- **Source passage**:
*-*-*
In a thrilling conclusion to the Under 20 Boys Long Jump final at the 51st Carifta Games, held at the Kirani James Stadium in Grenada, Jamaica's Rickoy Hunter delivered a breathtaking performance to snatch the gold medal in the closing moments of the morning session on Day 2.

 Throughout the competition, Hunter had remained in third place, trailing behind the leading mark set by Bernard Kemp of The Bahamas. However, as the event neared its conclusion, Hunter seized the opportunity to showcase his belief and determination. With his final attempt, he unleashed a remarkable leap, soaring out to a distance of 7.48m.

 Hunter's last-minute heroics propelled him into the top spot, surpassing Kemp's leading mark of 7.40m.

Unfortunately for Kemp, who had held the lead for much of the competition, his hopes of victory were dashed as he fouled his final attempt, ending any chance of reclaiming the top position.

 Amidst the dramatic showdown between Hunter and Kemp, Teon Haynes of Barbados also delivered an impressive performance, earning the bronze medal with a leap of 7.32m.

 

 On the morning of Day 2 of the 51st Carifta Games in Grenada, the Bahamas and Jamaica asserted their dominance early, clinching gold medals in impressive displays of athleticism.
*-*-*
- **Data extract**:
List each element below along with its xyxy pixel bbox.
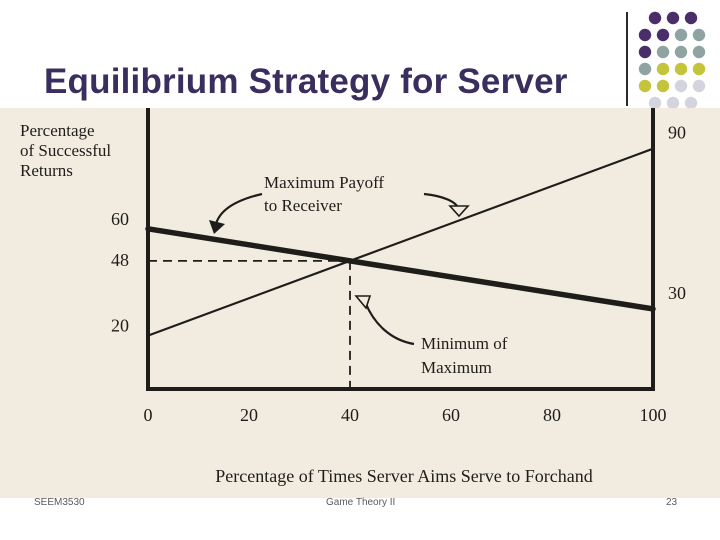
*-*-*
- **Required task 1**: According to the long jump report, why was Kemp unable to reclaim first place?
- **Required task 2**: In the long jump report, what distance earned Teon Haynes the bronze medal?
- **Required task 3**: Repeat the long jump report from "In a thrilling" up to and including "session on Day 2.", switching "thrilling" to "gripping".
Work only from the long jump report, not the data.

- **Result 1**: Kemp fouled his final attempt. That ended any chance of him beating Hunter's 7.48m and regaining the top position.

- **Result 2**: 7.32m

- **Result 3**:
In a gripping conclusion to the Under 20 Boys Long Jump final at the 51st Carifta Games, held at the Kirani James Stadium in Grenada, Jamaica's Rickoy Hunter delivered a breathtaking performance to snatch the gold medal in the closing moments of the morning session on Day 2.